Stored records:
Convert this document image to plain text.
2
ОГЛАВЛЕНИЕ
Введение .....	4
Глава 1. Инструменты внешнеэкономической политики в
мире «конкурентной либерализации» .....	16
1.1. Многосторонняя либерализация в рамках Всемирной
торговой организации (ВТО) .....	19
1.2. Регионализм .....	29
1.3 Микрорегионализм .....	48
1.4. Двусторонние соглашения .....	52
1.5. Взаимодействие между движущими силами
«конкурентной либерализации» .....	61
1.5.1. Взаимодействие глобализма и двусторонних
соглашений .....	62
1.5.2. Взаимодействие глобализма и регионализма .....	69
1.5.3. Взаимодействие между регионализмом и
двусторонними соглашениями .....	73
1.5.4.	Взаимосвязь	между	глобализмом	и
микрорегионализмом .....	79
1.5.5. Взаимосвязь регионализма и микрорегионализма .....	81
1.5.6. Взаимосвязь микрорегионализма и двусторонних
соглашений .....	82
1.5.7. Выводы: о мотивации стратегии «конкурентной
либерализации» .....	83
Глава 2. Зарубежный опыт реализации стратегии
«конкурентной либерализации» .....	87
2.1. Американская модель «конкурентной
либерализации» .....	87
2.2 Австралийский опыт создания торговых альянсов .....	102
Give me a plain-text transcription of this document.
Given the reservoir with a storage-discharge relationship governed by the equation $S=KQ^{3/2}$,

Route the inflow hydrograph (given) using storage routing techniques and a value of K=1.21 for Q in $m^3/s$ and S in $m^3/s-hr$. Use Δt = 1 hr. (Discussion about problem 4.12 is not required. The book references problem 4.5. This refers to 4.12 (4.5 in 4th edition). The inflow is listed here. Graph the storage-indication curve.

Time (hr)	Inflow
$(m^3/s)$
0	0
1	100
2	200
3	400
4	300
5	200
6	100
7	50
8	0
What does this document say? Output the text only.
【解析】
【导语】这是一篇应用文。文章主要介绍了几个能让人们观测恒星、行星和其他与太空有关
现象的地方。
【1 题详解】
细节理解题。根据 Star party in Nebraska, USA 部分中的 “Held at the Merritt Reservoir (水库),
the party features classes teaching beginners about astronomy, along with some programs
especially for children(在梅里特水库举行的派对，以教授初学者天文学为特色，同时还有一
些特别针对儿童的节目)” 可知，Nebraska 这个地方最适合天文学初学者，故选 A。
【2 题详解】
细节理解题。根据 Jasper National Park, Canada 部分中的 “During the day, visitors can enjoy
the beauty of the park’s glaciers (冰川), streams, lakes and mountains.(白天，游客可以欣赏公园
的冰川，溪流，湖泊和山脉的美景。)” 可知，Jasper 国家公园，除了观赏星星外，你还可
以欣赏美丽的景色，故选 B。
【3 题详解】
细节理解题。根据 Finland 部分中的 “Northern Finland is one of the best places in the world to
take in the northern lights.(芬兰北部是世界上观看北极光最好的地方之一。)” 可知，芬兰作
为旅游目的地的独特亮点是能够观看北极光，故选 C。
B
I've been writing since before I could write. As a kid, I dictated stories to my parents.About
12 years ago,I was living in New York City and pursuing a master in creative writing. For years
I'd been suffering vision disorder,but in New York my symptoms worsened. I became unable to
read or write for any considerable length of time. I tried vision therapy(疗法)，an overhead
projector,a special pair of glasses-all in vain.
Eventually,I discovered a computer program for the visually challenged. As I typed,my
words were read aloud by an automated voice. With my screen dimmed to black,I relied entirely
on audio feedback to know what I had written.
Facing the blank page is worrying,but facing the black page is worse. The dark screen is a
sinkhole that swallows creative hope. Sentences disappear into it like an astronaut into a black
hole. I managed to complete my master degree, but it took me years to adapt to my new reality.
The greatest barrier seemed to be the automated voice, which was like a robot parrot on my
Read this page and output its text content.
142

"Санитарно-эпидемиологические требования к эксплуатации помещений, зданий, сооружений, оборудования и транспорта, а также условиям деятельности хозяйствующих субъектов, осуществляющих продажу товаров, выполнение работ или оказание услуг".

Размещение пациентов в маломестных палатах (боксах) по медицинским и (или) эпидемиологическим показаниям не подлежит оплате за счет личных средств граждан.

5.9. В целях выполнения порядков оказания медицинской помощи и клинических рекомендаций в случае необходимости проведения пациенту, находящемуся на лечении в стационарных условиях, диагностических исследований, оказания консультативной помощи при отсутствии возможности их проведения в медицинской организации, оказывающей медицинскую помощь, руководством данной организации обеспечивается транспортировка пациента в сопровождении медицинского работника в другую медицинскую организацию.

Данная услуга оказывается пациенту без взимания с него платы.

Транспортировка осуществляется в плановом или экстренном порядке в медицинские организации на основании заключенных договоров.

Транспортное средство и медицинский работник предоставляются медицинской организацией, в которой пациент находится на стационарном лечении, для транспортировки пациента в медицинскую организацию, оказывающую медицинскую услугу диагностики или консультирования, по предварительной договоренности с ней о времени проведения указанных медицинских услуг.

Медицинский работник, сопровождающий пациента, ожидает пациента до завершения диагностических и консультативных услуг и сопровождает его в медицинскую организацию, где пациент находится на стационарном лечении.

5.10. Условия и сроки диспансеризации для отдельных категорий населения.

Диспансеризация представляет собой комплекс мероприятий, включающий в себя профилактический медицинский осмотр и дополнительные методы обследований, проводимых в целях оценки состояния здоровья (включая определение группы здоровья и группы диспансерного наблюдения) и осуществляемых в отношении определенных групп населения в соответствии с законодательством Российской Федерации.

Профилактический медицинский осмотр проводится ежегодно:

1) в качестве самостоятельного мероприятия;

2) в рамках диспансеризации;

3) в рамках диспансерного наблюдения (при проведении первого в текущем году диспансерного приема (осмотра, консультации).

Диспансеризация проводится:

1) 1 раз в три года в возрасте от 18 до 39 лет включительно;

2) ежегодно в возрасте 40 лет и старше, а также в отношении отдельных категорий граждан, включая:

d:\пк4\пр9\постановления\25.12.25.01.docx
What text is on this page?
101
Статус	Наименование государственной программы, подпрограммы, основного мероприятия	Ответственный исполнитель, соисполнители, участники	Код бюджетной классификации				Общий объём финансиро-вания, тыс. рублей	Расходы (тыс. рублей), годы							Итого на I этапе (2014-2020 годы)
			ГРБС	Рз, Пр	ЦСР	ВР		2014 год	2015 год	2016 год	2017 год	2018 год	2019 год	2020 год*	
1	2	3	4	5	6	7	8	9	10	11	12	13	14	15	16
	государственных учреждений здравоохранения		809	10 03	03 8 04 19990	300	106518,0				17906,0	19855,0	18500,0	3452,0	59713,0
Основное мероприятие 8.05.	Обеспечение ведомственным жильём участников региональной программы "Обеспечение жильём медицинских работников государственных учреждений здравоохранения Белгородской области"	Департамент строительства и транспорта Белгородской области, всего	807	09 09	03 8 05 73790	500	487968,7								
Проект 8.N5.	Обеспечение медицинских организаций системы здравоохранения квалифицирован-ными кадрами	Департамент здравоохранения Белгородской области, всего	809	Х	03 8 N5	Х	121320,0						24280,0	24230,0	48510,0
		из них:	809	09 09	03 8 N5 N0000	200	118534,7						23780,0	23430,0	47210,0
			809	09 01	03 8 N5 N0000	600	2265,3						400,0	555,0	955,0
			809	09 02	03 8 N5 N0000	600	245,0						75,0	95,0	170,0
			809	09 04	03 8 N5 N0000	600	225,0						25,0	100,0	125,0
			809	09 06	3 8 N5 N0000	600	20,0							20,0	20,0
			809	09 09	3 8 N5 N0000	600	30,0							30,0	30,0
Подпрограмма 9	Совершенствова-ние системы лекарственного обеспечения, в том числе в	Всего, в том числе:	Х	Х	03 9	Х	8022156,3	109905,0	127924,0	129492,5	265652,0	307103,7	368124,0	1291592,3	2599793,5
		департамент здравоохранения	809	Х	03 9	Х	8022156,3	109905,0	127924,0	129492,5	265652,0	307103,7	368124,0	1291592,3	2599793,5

▶ [WHAT YOU WILL DO]: Write out each line of the data above again, exactly as given.

▶ [THE OUTPUT]:
Convert this document image to plain text.
2
ОГЛАВЛЕНИЕ
Введение .....	4
Глава 1. Инструменты внешнеэкономической политики в
мире «конкурентной либерализации» .....	16
1.1. Многосторонняя либерализация в рамках Всемирной
торговой организации (ВТО) .....	19
1.2. Регионализм .....	29
1.3 Микрорегионализм .....	48
1.4. Двусторонние соглашения .....	52
1.5. Взаимодействие между движущими силами
«конкурентной либерализации» .....	61
1.5.1. Взаимодействие глобализма и двусторонних
соглашений .....	62
1.5.2. Взаимодействие глобализма и регионализма .....	69
1.5.3. Взаимодействие между регионализмом и
двусторонними соглашениями .....	73
1.5.4.	Взаимосвязь	между	глобализмом	и
микрорегионализмом .....	79
1.5.5. Взаимосвязь регионализма и микрорегионализма .....	81
1.5.6. Взаимосвязь микрорегионализма и двусторонних
соглашений .....	82
1.5.7. Выводы: о мотивации стратегии «конкурентной
либерализации» .....	83
Глава 2. Зарубежный опыт реализации стратегии
«конкурентной либерализации» .....	87
2.1. Американская модель «конкурентной
либерализации» .....	87
2.2 Австралийский опыт создания торговых альянсов .....	102
Give me a plain-text transcription of this document.
Given the reservoir with a storage-discharge relationship governed by the equation $S=KQ^{3/2}$,

Route the inflow hydrograph (given) using storage routing techniques and a value of K=1.21 for Q in $m^3/s$ and S in $m^3/s-hr$. Use Δt = 1 hr. (Discussion about problem 4.12 is not required. The book references problem 4.5. This refers to 4.12 (4.5 in 4th edition). The inflow is listed here. Graph the storage-indication curve.

Time (hr)	Inflow
$(m^3/s)$
0	0
1	100
2	200
3	400
4	300
5	200
6	100
7	50
8	0
What does this document say? Output the text only.
【解析】
【导语】这是一篇应用文。文章主要介绍了几个能让人们观测恒星、行星和其他与太空有关
现象的地方。
【1 题详解】
细节理解题。根据 Star party in Nebraska, USA 部分中的 “Held at the Merritt Reservoir (水库),
the party features classes teaching beginners about astronomy, along with some programs
especially for children(在梅里特水库举行的派对，以教授初学者天文学为特色，同时还有一
些特别针对儿童的节目)” 可知，Nebraska 这个地方最适合天文学初学者，故选 A。
【2 题详解】
细节理解题。根据 Jasper National Park, Canada 部分中的 “During the day, visitors can enjoy
the beauty of the park’s glaciers (冰川), streams, lakes and mountains.(白天，游客可以欣赏公园
的冰川，溪流，湖泊和山脉的美景。)” 可知，Jasper 国家公园，除了观赏星星外，你还可
以欣赏美丽的景色，故选 B。
【3 题详解】
细节理解题。根据 Finland 部分中的 “Northern Finland is one of the best places in the world to
take in the northern lights.(芬兰北部是世界上观看北极光最好的地方之一。)” 可知，芬兰作
为旅游目的地的独特亮点是能够观看北极光，故选 C。
B
I've been writing since before I could write. As a kid, I dictated stories to my parents.About
12 years ago,I was living in New York City and pursuing a master in creative writing. For years
I'd been suffering vision disorder,but in New York my symptoms worsened. I became unable to
read or write for any considerable length of time. I tried vision therapy(疗法)，an overhead
projector,a special pair of glasses-all in vain.
Eventually,I discovered a computer program for the visually challenged. As I typed,my
words were read aloud by an automated voice. With my screen dimmed to black,I relied entirely
on audio feedback to know what I had written.
Facing the blank page is worrying,but facing the black page is worse. The dark screen is a
sinkhole that swallows creative hope. Sentences disappear into it like an astronaut into a black
hole. I managed to complete my master degree, but it took me years to adapt to my new reality.
The greatest barrier seemed to be the automated voice, which was like a robot parrot on my
Read this page and output its text content.
142

"Санитарно-эпидемиологические требования к эксплуатации помещений, зданий, сооружений, оборудования и транспорта, а также условиям деятельности хозяйствующих субъектов, осуществляющих продажу товаров, выполнение работ или оказание услуг".

Размещение пациентов в маломестных палатах (боксах) по медицинским и (или) эпидемиологическим показаниям не подлежит оплате за счет личных средств граждан.

5.9. В целях выполнения порядков оказания медицинской помощи и клинических рекомендаций в случае необходимости проведения пациенту, находящемуся на лечении в стационарных условиях, диагностических исследований, оказания консультативной помощи при отсутствии возможности их проведения в медицинской организации, оказывающей медицинскую помощь, руководством данной организации обеспечивается транспортировка пациента в сопровождении медицинского работника в другую медицинскую организацию.

Данная услуга оказывается пациенту без взимания с него платы.

Транспортировка осуществляется в плановом или экстренном порядке в медицинские организации на основании заключенных договоров.

Транспортное средство и медицинский работник предоставляются медицинской организацией, в которой пациент находится на стационарном лечении, для транспортировки пациента в медицинскую организацию, оказывающую медицинскую услугу диагностики или консультирования, по предварительной договоренности с ней о времени проведения указанных медицинских услуг.

Медицинский работник, сопровождающий пациента, ожидает пациента до завершения диагностических и консультативных услуг и сопровождает его в медицинскую организацию, где пациент находится на стационарном лечении.

5.10. Условия и сроки диспансеризации для отдельных категорий населения.

Диспансеризация представляет собой комплекс мероприятий, включающий в себя профилактический медицинский осмотр и дополнительные методы обследований, проводимых в целях оценки состояния здоровья (включая определение группы здоровья и группы диспансерного наблюдения) и осуществляемых в отношении определенных групп населения в соответствии с законодательством Российской Федерации.

Профилактический медицинский осмотр проводится ежегодно:

1) в качестве самостоятельного мероприятия;

2) в рамках диспансеризации;

3) в рамках диспансерного наблюдения (при проведении первого в текущем году диспансерного приема (осмотра, консультации).

Диспансеризация проводится:

1) 1 раз в три года в возрасте от 18 до 39 лет включительно;

2) ежегодно в возрасте 40 лет и старше, а также в отношении отдельных категорий граждан, включая:

d:\пк4\пр9\постановления\25.12.25.01.docx
What text is on this page?
101
Статус	Наименование государственной программы, подпрограммы, основного мероприятия	Ответственный исполнитель, соисполнители, участники	Код бюджетной классификации				Общий объём финансиро-вания, тыс. рублей	Расходы (тыс. рублей), годы							Итого на I этапе (2014-2020 годы)
			ГРБС	Рз, Пр	ЦСР	ВР		2014 год	2015 год	2016 год	2017 год	2018 год	2019 год	2020 год*	
1	2	3	4	5	6	7	8	9	10	11	12	13	14	15	16
	государственных учреждений здравоохранения		809	10 03	03 8 04 19990	300	106518,0				17906,0	19855,0	18500,0	3452,0	59713,0
Основное мероприятие 8.05.	Обеспечение ведомственным жильём участников региональной программы "Обеспечение жильём медицинских работников государственных учреждений здравоохранения Белгородской области"	Департамент строительства и транспорта Белгородской области, всего	807	09 09	03 8 05 73790	500	487968,7								
Проект 8.N5.	Обеспечение медицинских организаций системы здравоохранения квалифицирован-ными кадрами	Департамент здравоохранения Белгородской области, всего	809	Х	03 8 N5	Х	121320,0						24280,0	24230,0	48510,0
		из них:	809	09 09	03 8 N5 N0000	200	118534,7						23780,0	23430,0	47210,0
			809	09 01	03 8 N5 N0000	600	2265,3						400,0	555,0	955,0
			809	09 02	03 8 N5 N0000	600	245,0						75,0	95,0	170,0
			809	09 04	03 8 N5 N0000	600	225,0						25,0	100,0	125,0
			809	09 06	3 8 N5 N0000	600	20,0							20,0	20,0
			809	09 09	3 8 N5 N0000	600	30,0							30,0	30,0
Подпрограмма 9	Совершенствова-ние системы лекарственного обеспечения, в том числе в	Всего, в том числе:	Х	Х	03 9	Х	8022156,3	109905,0	127924,0	129492,5	265652,0	307103,7	368124,0	1291592,3	2599793,5
		департамент здравоохранения	809	Х	03 9	Х	8022156,3	109905,0	127924,0	129492,5	265652,0	307103,7	368124,0	1291592,3	2599793,5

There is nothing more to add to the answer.